The rest of the cast was eventually locked in: Joe Bova as Prince Dauntless, Jane White as Queen Aggravain, Allen Case as Sir Harry, Anne Jones as Lady Larkin, Jack Gilford as King Sextimus, Matt Mattox as the Jester, Harry Snow as the Minstrel and Robert Weil as the Wizard.
The show opened off-Broadway at the Phoenix Theatre (now the Village East Cinema) on May 11, 1959, leaving Abbott free to summer in the Catskills as planned. As Rodgers anticipated, the show’s title took some hits in the press. In his review for The New York Times, Brooks Atkinson wrote, “Don’t be deceived by the tasteless title of the show that opened last evening. Once Upon a Mattress refers to nothing more ribald than the fairy-story of the princess who could not sleep because there was a pea under her mattress.”
He also praised the show's many merits. “Mary Rodgers, the composer, has written a highly enjoyable score,” adding, “she is a daughter of Richard Rodgers. But nothing she has written sounds like his portfolio. She has a style of her own, an inventive mind and a fund of cheerful melodies.” About Burnett, he wrote, “Miss Burnett is a lean, earthy young lady with a metallic voice, an ironic gleam and an unfailing sense of the comic gesture.”
The show kept extending its off-Broadway run, but with a production of Lysistrata booked for the Phoenix in November, its time was running out. To garner publicity, the company crafted a mock strike, marching down Second Avenue with signs that read “Bolster Our Fourposter” and “Our Kingdom for a House.” The stunt worked and they booked Broadway’s Alvin Theatre (now the Neil Simon), opening November 25. In less than a year, the show moved from the Alvin to the Winter Garden to the Cort to the St. James. The company called it “the most moving musical in town.”
....
- PROBLEM 1: In the passage about Once Upon a Mattress, at which theater and on what date did the show open off-Broadway?
- PROBLEM 2: Extend the passage about Once Upon a Mattress, picking up right after its final sentence.
....
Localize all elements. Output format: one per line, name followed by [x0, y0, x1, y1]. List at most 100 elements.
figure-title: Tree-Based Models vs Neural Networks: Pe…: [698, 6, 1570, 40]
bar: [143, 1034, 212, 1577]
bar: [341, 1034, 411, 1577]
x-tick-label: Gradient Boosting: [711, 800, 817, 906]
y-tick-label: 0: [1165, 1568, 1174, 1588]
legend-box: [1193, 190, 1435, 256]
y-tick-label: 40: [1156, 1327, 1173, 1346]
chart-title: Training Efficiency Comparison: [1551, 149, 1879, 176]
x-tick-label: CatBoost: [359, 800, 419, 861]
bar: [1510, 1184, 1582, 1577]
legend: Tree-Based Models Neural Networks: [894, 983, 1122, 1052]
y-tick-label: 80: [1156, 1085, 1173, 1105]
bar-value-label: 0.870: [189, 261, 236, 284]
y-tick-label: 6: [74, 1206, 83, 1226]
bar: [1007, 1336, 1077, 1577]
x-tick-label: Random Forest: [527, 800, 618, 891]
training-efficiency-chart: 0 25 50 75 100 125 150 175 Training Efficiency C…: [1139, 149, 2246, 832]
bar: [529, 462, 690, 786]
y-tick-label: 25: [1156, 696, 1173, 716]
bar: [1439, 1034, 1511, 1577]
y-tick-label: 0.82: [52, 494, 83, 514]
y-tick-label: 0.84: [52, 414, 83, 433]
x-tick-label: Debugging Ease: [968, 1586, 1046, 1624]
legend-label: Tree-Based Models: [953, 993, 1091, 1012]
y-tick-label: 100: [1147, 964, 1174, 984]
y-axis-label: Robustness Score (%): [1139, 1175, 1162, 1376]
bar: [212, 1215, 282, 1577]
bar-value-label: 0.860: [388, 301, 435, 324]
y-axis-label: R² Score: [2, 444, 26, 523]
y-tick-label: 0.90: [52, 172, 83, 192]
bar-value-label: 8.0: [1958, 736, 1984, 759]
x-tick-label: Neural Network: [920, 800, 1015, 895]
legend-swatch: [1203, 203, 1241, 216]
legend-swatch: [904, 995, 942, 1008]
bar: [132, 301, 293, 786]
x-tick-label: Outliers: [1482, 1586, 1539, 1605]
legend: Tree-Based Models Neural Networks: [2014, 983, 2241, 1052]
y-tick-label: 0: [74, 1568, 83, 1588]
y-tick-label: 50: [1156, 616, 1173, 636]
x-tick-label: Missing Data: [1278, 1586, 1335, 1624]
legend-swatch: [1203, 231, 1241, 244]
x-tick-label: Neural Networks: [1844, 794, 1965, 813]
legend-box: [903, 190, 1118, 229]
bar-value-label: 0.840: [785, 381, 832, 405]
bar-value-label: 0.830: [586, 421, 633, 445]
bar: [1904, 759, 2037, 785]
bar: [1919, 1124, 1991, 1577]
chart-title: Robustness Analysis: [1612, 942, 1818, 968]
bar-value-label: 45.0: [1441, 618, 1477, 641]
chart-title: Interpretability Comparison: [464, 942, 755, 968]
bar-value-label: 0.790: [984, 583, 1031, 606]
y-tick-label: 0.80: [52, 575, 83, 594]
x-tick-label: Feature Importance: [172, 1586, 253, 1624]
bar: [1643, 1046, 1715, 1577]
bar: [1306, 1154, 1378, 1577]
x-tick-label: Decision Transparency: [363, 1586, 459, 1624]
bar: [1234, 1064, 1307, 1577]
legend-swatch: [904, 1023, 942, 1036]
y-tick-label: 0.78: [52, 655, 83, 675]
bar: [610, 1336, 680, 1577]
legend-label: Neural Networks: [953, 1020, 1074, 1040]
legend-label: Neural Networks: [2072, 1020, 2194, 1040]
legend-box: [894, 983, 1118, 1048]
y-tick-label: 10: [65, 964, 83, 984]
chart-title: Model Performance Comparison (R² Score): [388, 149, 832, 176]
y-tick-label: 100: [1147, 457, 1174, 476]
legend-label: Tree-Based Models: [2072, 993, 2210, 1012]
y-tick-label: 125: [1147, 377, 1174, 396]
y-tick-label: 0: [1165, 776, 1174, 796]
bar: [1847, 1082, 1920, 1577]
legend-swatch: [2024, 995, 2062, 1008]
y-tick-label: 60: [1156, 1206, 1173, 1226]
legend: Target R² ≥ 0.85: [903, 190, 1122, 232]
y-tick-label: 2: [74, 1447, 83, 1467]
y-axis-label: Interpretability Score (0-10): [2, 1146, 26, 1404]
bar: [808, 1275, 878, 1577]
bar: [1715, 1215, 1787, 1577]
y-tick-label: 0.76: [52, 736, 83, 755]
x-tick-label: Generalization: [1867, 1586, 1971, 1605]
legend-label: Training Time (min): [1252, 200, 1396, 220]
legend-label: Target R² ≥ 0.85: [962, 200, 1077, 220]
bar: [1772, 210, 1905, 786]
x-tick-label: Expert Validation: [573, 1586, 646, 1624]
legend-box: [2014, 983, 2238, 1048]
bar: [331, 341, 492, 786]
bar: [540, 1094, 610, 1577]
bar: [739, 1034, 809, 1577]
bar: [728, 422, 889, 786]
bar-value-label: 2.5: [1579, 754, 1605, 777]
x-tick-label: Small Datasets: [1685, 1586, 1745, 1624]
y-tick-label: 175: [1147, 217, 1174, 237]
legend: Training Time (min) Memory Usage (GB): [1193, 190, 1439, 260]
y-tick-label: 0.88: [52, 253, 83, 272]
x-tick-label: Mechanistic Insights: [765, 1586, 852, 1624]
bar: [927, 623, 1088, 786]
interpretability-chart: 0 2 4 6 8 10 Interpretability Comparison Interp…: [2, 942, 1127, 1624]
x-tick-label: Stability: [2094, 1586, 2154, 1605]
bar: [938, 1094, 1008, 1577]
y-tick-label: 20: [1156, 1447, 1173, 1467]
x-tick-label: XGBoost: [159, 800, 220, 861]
....
- EXERCISE RESPONSE 1: The Phoenix Theatre, on May 11, 1959.

- EXERCISE RESPONSE 2:
HAPPILY HAPPY, AND THOROUGHLY SATISFIED
Burnett stayed with the show until June 25, 1960, earning a Tony nomination for Best Actress in a Musical. She lost to Mary Martin for Rodgers and Hammerstein’s final collaboration, The Sound of Music, the show that also bested Once Upon a Mattress for Best Musical. The elder Rodgers won the face-off, but Mary was left to accept the award on her father’s behalf, as both her parents were vacationing in Italy at the time. The Sound of Music earned the Best Musical Tony jointly with Fiorello!, the show that also handed George Abbott a Tony for his direction (as co-book writer, he also got a piece of the Best Musical award).
Ann B. Davis—now famous for her role as The Brady Bunch’s cheerful housekeeper Alice, but at the time best known as “Schultzy” on The Bob Cummings Show—assumed the role of Princess Winnifred on June 27. The show closed July 2. Ticket sales couldn’t survive the absence of Burnett’s star power, freshly molded by George Abbott. Once Upon a Mattress kicked off a national tour that September, starring Dody Goodman as Winnifred and silent film star Buster Keaton as King Sextimus.
Even without an extended Broadway run, the Eckarts and all their investors turned a 100-percent profit. As one of the most popular musicals licensed by the Rodgers & Hammerstein Office, now part of Concord Theatricals, Moe Hack’s 10 percent also paid off handsomely. “Almost anyone can produce Once Upon a Mattress, and almost everyone has,” said Rodgers, analyzing her greatest theatrical success. “Some people have a medley of their hits; I have a medley of one.”